#Speech synthesis inference using the finetuned [VITS](https://arxiv.org/pdf/2106.06103.pdf) model

## Installation and Set up

Required packages for correct downloading of the model files:

In [None]:
!pip install git-lfs
!git lfs install

Clone the [github repository](https://github.com/GerrySant/VITS_finetuned) where the model is stored:

In [None]:
!git clone https://github.com/GerrySant/VITS_finetuned.git

Clone and set up the [github repository](https://github.com/coqui-ai/TTS) of the text to speech library. 

In [None]:
# Clone
!git clone https://github.com/coqui-ai/TTS.git

# Installation of the library's required packages
!pip install -q -e TTS
!cd TTS && python setup.py develop

# It fixes the numpy version conflict. It requires restarting the runtime - done automatically by exit() -
!pip install --upgrade numpy
exit()

## Exercise 2: Inference

Create the folder where the output audios will be saved:

In [None]:
import os

os.makedirs('./OUTPUT_AUDIOS', exist_ok=True)

Function that allows to keep the path to the "speakers.json" file updated.

In [None]:
import json

def update_speaker_path(config_path, speakers_path):

  confg = open(config_path, "r")
  json_object = json.load(confg)
  confg.close()

  json_object['model_args']['speakers_file'] = speakers_path
  json_object['speakers_file'] = speakers_path

  confg = open(config_path, "w")
  json.dump(json_object, confg)
  confg.close()
—————
§ **Directions**
• a. In the VITS inference notebook, what is the name of the folder created to hold the output audios?
• b. Does each statement agree with the VITS inference notebook? Answer yes or no for each, quoting the words that decide it. (i) The notebook clones the coqui-ai TTS repository. (ii) Upgrading numpy requires a runtime restart, which exit() handles. (iii) The update_speaker_path function changes only the top-level "speakers_file" key.
• c. Extend the VITS inference notebook past its last line, keeping its format of short notes followed by code.
The listing comes from a separate, unrelated source.

§ **Dataset section**
—————
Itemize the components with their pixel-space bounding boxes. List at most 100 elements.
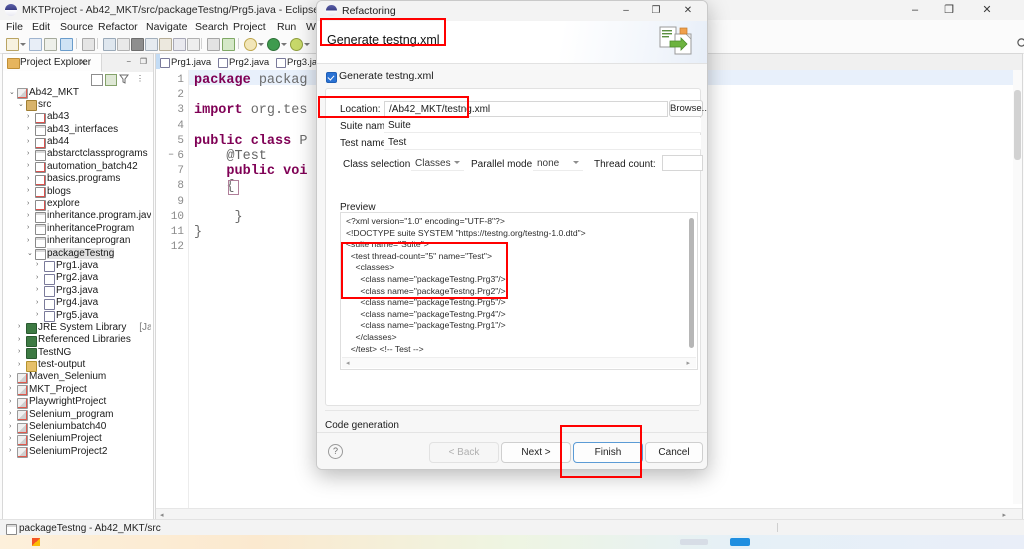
—————
§ **Responses by task**
• a. OUTPUT_AUDIOS

• b.
(i) Yes: "!git clone https://github.com/coqui-ai/TTS.git"
(ii) Yes: "It requires restarting the runtime - done automatically by exit() -"
(iii) No: "json_object['model_args']['speakers_file'] = speakers_path"

• c.
Determine the arguments necessary to perform inference:

In [None]:
message= "It's always darkest before it becomes totally black" # Enter the text you want to convert to speech.

model_path = "./VITS_finetuned/vits_BSC_Gerard_Sant/best_model.pth" # Path to best_model.pth

config_path = "./VITS_finetuned/vits_BSC_Gerard_Sant/config.json" # Path to config.json

speaker_path = "./VITS_finetuned/vits_BSC_Gerard_Sant/speakers.json" # Path to speakers.json

Perform inference using the following code cell:

In [None]:
update_speaker_path(config_path, speaker_path)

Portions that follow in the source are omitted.